Please return every line of the records below unchanged, character for character.

(begin)

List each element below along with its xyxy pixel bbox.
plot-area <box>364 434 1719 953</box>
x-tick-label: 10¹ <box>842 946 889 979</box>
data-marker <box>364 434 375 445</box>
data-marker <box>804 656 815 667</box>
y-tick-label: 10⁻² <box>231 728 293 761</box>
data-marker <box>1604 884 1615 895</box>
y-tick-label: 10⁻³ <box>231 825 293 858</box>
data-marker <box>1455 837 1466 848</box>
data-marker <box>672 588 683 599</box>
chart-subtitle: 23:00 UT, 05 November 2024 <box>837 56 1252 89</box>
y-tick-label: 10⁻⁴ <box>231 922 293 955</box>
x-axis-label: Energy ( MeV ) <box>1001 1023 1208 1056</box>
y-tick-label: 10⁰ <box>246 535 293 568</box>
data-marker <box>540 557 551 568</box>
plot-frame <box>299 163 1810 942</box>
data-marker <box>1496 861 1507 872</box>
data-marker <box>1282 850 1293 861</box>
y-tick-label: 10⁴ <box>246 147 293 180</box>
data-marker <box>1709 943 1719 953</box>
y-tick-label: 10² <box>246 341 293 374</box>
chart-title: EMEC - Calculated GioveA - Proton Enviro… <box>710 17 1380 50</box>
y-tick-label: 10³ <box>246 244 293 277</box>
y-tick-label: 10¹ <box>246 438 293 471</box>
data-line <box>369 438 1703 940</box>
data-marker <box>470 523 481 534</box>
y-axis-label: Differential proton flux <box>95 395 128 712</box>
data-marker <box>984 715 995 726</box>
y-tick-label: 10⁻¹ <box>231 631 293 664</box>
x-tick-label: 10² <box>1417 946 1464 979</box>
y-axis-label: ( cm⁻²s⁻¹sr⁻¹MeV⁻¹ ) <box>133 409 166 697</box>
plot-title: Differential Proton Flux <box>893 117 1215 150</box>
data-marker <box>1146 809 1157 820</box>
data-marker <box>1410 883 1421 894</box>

(end)

### THE RESPONSE
List each element below along with its xyxy pixel bbox.
plot-area <box>364 434 1719 953</box>
x-tick-label: 10¹ <box>842 946 889 979</box>
data-marker <box>364 434 375 445</box>
data-marker <box>804 656 815 667</box>
y-tick-label: 10⁻² <box>231 728 293 761</box>
data-marker <box>1604 884 1615 895</box>
y-tick-label: 10⁻³ <box>231 825 293 858</box>
data-marker <box>1455 837 1466 848</box>
data-marker <box>672 588 683 599</box>
chart-subtitle: 23:00 UT, 05 November 2024 <box>837 56 1252 89</box>
y-tick-label: 10⁻⁴ <box>231 922 293 955</box>
x-axis-label: Energy ( MeV ) <box>1001 1023 1208 1056</box>
y-tick-label: 10⁰ <box>246 535 293 568</box>
data-marker <box>540 557 551 568</box>
plot-frame <box>299 163 1810 942</box>
data-marker <box>1496 861 1507 872</box>
data-marker <box>1282 850 1293 861</box>
y-tick-label: 10⁴ <box>246 147 293 180</box>
data-marker <box>1709 943 1719 953</box>
y-tick-label: 10² <box>246 341 293 374</box>
chart-title: EMEC - Calculated GioveA - Proton Enviro… <box>710 17 1380 50</box>
y-tick-label: 10³ <box>246 244 293 277</box>
y-tick-label: 10¹ <box>246 438 293 471</box>
data-line <box>369 438 1703 940</box>
data-marker <box>470 523 481 534</box>
y-axis-label: Differential proton flux <box>95 395 128 712</box>
data-marker <box>984 715 995 726</box>
y-tick-label: 10⁻¹ <box>231 631 293 664</box>
x-tick-label: 10² <box>1417 946 1464 979</box>
y-axis-label: ( cm⁻²s⁻¹sr⁻¹MeV⁻¹ ) <box>133 409 166 697</box>
plot-title: Differential Proton Flux <box>893 117 1215 150</box>
data-marker <box>1146 809 1157 820</box>
data-marker <box>1410 883 1421 894</box>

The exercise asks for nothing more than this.